- _STATED GOAL_: Write out the material below again, unchanged.

- _ROWS_:

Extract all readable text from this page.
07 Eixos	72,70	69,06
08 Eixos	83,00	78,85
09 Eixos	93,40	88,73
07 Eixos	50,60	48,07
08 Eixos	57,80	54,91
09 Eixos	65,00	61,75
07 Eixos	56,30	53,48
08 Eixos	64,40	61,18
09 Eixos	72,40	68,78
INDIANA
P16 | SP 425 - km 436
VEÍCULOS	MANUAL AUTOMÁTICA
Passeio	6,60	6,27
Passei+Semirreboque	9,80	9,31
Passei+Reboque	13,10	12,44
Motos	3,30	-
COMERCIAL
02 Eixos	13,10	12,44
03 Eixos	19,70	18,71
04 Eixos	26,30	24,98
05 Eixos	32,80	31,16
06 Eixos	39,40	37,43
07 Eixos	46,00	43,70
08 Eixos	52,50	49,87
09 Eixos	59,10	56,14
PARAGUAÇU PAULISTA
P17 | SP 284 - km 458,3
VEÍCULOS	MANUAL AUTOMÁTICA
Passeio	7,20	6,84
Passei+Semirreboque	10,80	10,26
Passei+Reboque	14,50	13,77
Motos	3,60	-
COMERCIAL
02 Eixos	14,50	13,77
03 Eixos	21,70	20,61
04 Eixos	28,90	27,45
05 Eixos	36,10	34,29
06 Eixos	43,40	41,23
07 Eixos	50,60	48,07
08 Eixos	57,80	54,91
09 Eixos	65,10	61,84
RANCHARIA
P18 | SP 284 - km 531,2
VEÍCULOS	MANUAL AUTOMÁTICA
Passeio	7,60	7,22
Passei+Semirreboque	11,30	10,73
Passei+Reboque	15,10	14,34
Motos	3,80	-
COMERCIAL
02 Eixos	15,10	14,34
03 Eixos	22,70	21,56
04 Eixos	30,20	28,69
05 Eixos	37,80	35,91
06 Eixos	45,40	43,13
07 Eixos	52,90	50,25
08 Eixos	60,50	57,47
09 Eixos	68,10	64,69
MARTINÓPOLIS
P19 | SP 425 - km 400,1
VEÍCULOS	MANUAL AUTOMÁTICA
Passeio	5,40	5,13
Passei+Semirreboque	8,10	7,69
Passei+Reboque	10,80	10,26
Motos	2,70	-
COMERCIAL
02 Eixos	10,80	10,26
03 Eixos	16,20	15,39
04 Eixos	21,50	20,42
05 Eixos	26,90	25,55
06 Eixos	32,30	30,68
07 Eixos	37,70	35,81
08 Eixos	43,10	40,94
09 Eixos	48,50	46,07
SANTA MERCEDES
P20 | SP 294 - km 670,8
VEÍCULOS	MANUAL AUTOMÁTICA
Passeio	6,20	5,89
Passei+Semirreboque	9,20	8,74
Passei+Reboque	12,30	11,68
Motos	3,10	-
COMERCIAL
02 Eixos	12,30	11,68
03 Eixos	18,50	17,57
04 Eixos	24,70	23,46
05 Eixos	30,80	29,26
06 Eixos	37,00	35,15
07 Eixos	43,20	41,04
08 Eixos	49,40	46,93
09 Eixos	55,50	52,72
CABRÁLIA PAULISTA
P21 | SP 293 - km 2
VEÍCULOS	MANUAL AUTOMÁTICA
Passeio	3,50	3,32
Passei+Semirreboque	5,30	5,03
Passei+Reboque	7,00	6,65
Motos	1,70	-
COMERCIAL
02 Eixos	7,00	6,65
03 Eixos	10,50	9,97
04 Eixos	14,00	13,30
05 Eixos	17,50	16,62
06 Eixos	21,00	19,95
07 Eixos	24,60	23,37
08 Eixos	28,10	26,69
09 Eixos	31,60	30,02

- _SOLVED PROBLEM_:
Extract all readable text from this page.
07 Eixos	72,70	69,06
08 Eixos	83,00	78,85
09 Eixos	93,40	88,73
07 Eixos	50,60	48,07
08 Eixos	57,80	54,91
09 Eixos	65,00	61,75
07 Eixos	56,30	53,48
08 Eixos	64,40	61,18
09 Eixos	72,40	68,78
INDIANA
P16 | SP 425 - km 436
VEÍCULOS	MANUAL AUTOMÁTICA
Passeio	6,60	6,27
Passei+Semirreboque	9,80	9,31
Passei+Reboque	13,10	12,44
Motos	3,30	-
COMERCIAL
02 Eixos	13,10	12,44
03 Eixos	19,70	18,71
04 Eixos	26,30	24,98
05 Eixos	32,80	31,16
06 Eixos	39,40	37,43
07 Eixos	46,00	43,70
08 Eixos	52,50	49,87
09 Eixos	59,10	56,14
PARAGUAÇU PAULISTA
P17 | SP 284 - km 458,3
VEÍCULOS	MANUAL AUTOMÁTICA
Passeio	7,20	6,84
Passei+Semirreboque	10,80	10,26
Passei+Reboque	14,50	13,77
Motos	3,60	-
COMERCIAL
02 Eixos	14,50	13,77
03 Eixos	21,70	20,61
04 Eixos	28,90	27,45
05 Eixos	36,10	34,29
06 Eixos	43,40	41,23
07 Eixos	50,60	48,07
08 Eixos	57,80	54,91
09 Eixos	65,10	61,84
RANCHARIA
P18 | SP 284 - km 531,2
VEÍCULOS	MANUAL AUTOMÁTICA
Passeio	7,60	7,22
Passei+Semirreboque	11,30	10,73
Passei+Reboque	15,10	14,34
Motos	3,80	-
COMERCIAL
02 Eixos	15,10	14,34
03 Eixos	22,70	21,56
04 Eixos	30,20	28,69
05 Eixos	37,80	35,91
06 Eixos	45,40	43,13
07 Eixos	52,90	50,25
08 Eixos	60,50	57,47
09 Eixos	68,10	64,69
MARTINÓPOLIS
P19 | SP 425 - km 400,1
VEÍCULOS	MANUAL AUTOMÁTICA
Passeio	5,40	5,13
Passei+Semirreboque	8,10	7,69
Passei+Reboque	10,80	10,26
Motos	2,70	-
COMERCIAL
02 Eixos	10,80	10,26
03 Eixos	16,20	15,39
04 Eixos	21,50	20,42
05 Eixos	26,90	25,55
06 Eixos	32,30	30,68
07 Eixos	37,70	35,81
08 Eixos	43,10	40,94
09 Eixos	48,50	46,07
SANTA MERCEDES
P20 | SP 294 - km 670,8
VEÍCULOS	MANUAL AUTOMÁTICA
Passeio	6,20	5,89
Passei+Semirreboque	9,20	8,74
Passei+Reboque	12,30	11,68
Motos	3,10	-
COMERCIAL
02 Eixos	12,30	11,68
03 Eixos	18,50	17,57
04 Eixos	24,70	23,46
05 Eixos	30,80	29,26
06 Eixos	37,00	35,15
07 Eixos	43,20	41,04
08 Eixos	49,40	46,93
09 Eixos	55,50	52,72
CABRÁLIA PAULISTA
P21 | SP 293 - km 2
VEÍCULOS	MANUAL AUTOMÁTICA
Passeio	3,50	3,32
Passei+Semirreboque	5,30	5,03
Passei+Reboque	7,00	6,65
Motos	1,70	-
COMERCIAL
02 Eixos	7,00	6,65
03 Eixos	10,50	9,97
04 Eixos	14,00	13,30
05 Eixos	17,50	16,62
06 Eixos	21,00	19,95
07 Eixos	24,60	23,37
08 Eixos	28,10	26,69
09 Eixos	31,60	30,02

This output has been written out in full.